Task input:
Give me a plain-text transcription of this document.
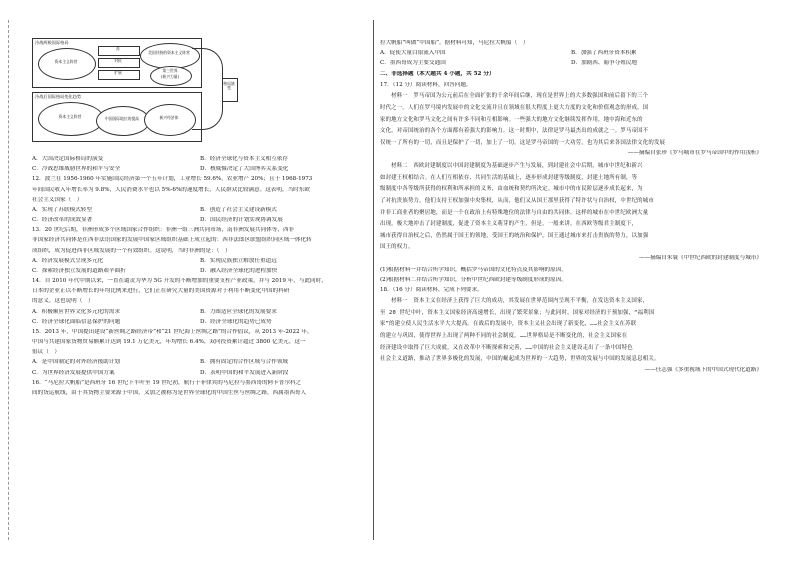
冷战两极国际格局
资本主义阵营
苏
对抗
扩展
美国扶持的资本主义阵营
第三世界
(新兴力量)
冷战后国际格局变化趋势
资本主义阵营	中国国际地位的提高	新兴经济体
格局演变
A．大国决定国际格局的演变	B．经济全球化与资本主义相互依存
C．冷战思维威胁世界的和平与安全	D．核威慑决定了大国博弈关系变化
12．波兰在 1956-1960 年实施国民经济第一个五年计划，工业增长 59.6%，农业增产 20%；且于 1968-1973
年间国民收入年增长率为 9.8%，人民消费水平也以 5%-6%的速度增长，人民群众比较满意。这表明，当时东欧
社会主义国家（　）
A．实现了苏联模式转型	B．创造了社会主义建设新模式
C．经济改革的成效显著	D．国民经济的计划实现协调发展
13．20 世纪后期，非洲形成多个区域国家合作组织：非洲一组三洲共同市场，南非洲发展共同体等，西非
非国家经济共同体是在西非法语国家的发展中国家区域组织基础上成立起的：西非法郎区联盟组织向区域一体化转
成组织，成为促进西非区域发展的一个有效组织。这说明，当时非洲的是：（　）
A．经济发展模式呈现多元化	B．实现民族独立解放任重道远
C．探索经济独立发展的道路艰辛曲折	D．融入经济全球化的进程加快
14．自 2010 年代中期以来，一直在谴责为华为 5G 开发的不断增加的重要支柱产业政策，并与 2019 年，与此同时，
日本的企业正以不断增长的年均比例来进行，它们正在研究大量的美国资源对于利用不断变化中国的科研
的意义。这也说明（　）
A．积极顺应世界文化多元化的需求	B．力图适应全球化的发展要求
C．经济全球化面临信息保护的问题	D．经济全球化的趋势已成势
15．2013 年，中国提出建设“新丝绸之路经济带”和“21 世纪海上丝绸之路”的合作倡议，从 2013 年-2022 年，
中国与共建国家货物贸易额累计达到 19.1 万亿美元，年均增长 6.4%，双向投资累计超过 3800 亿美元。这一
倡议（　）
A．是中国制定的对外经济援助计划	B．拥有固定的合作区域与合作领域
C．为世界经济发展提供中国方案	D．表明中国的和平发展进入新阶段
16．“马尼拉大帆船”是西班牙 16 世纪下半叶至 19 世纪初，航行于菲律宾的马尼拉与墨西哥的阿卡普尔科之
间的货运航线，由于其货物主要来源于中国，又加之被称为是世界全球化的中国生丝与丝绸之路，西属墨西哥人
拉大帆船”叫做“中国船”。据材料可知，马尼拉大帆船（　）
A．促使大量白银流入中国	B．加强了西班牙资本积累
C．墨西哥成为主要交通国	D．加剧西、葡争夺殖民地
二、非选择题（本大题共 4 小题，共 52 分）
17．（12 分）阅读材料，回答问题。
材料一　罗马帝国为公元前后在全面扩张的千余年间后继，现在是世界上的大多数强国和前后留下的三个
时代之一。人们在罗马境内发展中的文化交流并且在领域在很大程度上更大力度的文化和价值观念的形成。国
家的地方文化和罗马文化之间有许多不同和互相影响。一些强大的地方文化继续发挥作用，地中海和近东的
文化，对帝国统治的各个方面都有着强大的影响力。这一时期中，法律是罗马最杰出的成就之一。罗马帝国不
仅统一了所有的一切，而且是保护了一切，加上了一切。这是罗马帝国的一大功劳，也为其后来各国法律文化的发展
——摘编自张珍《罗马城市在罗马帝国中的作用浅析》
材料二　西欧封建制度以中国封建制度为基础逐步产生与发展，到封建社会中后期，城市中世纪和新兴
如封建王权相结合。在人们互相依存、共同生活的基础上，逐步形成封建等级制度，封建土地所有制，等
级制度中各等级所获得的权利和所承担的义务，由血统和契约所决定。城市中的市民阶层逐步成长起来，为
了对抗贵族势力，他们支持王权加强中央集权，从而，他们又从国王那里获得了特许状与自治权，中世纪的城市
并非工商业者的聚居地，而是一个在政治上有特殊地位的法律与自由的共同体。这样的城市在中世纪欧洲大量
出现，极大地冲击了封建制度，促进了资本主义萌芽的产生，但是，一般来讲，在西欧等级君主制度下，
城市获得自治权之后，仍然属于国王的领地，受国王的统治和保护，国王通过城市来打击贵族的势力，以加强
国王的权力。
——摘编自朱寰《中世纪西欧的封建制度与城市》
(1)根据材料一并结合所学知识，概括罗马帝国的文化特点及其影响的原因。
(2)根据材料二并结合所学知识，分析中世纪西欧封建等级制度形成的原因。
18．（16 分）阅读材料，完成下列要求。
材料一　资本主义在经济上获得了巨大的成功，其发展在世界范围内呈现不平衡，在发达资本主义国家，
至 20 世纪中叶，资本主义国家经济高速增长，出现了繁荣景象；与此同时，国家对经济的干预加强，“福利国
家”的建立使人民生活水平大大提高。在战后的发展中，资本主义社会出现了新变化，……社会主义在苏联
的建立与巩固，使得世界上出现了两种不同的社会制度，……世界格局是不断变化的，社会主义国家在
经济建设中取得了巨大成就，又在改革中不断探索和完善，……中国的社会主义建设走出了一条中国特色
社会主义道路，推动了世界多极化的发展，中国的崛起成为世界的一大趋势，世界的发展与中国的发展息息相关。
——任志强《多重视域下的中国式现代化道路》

Directions for this task: Leave out the pictures and reproduce the rest of the listing exactly.

Output of the task:
Give me a plain-text transcription of this document.
冷战两极国际格局
资本主义阵营
苏
对抗
扩展
美国扶持的资本主义阵营
第三世界
(新兴力量)
冷战后国际格局变化趋势
资本主义阵营	中国国际地位的提高	新兴经济体
格局演变
A．大国决定国际格局的演变	B．经济全球化与资本主义相互依存
C．冷战思维威胁世界的和平与安全	D．核威慑决定了大国博弈关系变化
12．波兰在 1956-1960 年实施国民经济第一个五年计划，工业增长 59.6%，农业增产 20%；且于 1968-1973
年间国民收入年增长率为 9.8%，人民消费水平也以 5%-6%的速度增长，人民群众比较满意。这表明，当时东欧
社会主义国家（　）
A．实现了苏联模式转型	B．创造了社会主义建设新模式
C．经济改革的成效显著	D．国民经济的计划实现协调发展
13．20 世纪后期，非洲形成多个区域国家合作组织：非洲一组三洲共同市场，南非洲发展共同体等，西非
非国家经济共同体是在西非法语国家的发展中国家区域组织基础上成立起的：西非法郎区联盟组织向区域一体化转
成组织，成为促进西非区域发展的一个有效组织。这说明，当时非洲的是：（　）
A．经济发展模式呈现多元化	B．实现民族独立解放任重道远
C．探索经济独立发展的道路艰辛曲折	D．融入经济全球化的进程加快
14．自 2010 年代中期以来，一直在谴责为华为 5G 开发的不断增加的重要支柱产业政策，并与 2019 年，与此同时，
日本的企业正以不断增长的年均比例来进行，它们正在研究大量的美国资源对于利用不断变化中国的科研
的意义。这也说明（　）
A．积极顺应世界文化多元化的需求	B．力图适应全球化的发展要求
C．经济全球化面临信息保护的问题	D．经济全球化的趋势已成势
15．2013 年，中国提出建设“新丝绸之路经济带”和“21 世纪海上丝绸之路”的合作倡议，从 2013 年-2022 年，
中国与共建国家货物贸易额累计达到 19.1 万亿美元，年均增长 6.4%，双向投资累计超过 3800 亿美元。这一
倡议（　）
A．是中国制定的对外经济援助计划	B．拥有固定的合作区域与合作领域
C．为世界经济发展提供中国方案	D．表明中国的和平发展进入新阶段
16．“马尼拉大帆船”是西班牙 16 世纪下半叶至 19 世纪初，航行于菲律宾的马尼拉与墨西哥的阿卡普尔科之
间的货运航线，由于其货物主要来源于中国，又加之被称为是世界全球化的中国生丝与丝绸之路，西属墨西哥人
拉大帆船”叫做“中国船”。据材料可知，马尼拉大帆船（　）
A．促使大量白银流入中国	B．加强了西班牙资本积累
C．墨西哥成为主要交通国	D．加剧西、葡争夺殖民地
二、非选择题（本大题共 4 小题，共 52 分）
17．（12 分）阅读材料，回答问题。
材料一　罗马帝国为公元前后在全面扩张的千余年间后继，现在是世界上的大多数强国和前后留下的三个
时代之一。人们在罗马境内发展中的文化交流并且在领域在很大程度上更大力度的文化和价值观念的形成。国
家的地方文化和罗马文化之间有许多不同和互相影响。一些强大的地方文化继续发挥作用，地中海和近东的
文化，对帝国统治的各个方面都有着强大的影响力。这一时期中，法律是罗马最杰出的成就之一。罗马帝国不
仅统一了所有的一切，而且是保护了一切，加上了一切。这是罗马帝国的一大功劳，也为其后来各国法律文化的发展
——摘编自张珍《罗马城市在罗马帝国中的作用浅析》
材料二　西欧封建制度以中国封建制度为基础逐步产生与发展，到封建社会中后期，城市中世纪和新兴
如封建王权相结合。在人们互相依存、共同生活的基础上，逐步形成封建等级制度，封建土地所有制，等
级制度中各等级所获得的权利和所承担的义务，由血统和契约所决定。城市中的市民阶层逐步成长起来，为
了对抗贵族势力，他们支持王权加强中央集权，从而，他们又从国王那里获得了特许状与自治权，中世纪的城市
并非工商业者的聚居地，而是一个在政治上有特殊地位的法律与自由的共同体。这样的城市在中世纪欧洲大量
出现，极大地冲击了封建制度，促进了资本主义萌芽的产生，但是，一般来讲，在西欧等级君主制度下，
城市获得自治权之后，仍然属于国王的领地，受国王的统治和保护，国王通过城市来打击贵族的势力，以加强
国王的权力。
——摘编自朱寰《中世纪西欧的封建制度与城市》
(1)根据材料一并结合所学知识，概括罗马帝国的文化特点及其影响的原因。
(2)根据材料二并结合所学知识，分析中世纪西欧封建等级制度形成的原因。
18．（16 分）阅读材料，完成下列要求。
材料一　资本主义在经济上获得了巨大的成功，其发展在世界范围内呈现不平衡，在发达资本主义国家，
至 20 世纪中叶，资本主义国家经济高速增长，出现了繁荣景象；与此同时，国家对经济的干预加强，“福利国
家”的建立使人民生活水平大大提高。在战后的发展中，资本主义社会出现了新变化，……社会主义在苏联
的建立与巩固，使得世界上出现了两种不同的社会制度，……世界格局是不断变化的，社会主义国家在
经济建设中取得了巨大成就，又在改革中不断探索和完善，……中国的社会主义建设走出了一条中国特色
社会主义道路，推动了世界多极化的发展，中国的崛起成为世界的一大趋势，世界的发展与中国的发展息息相关。
——任志强《多重视域下的中国式现代化道路》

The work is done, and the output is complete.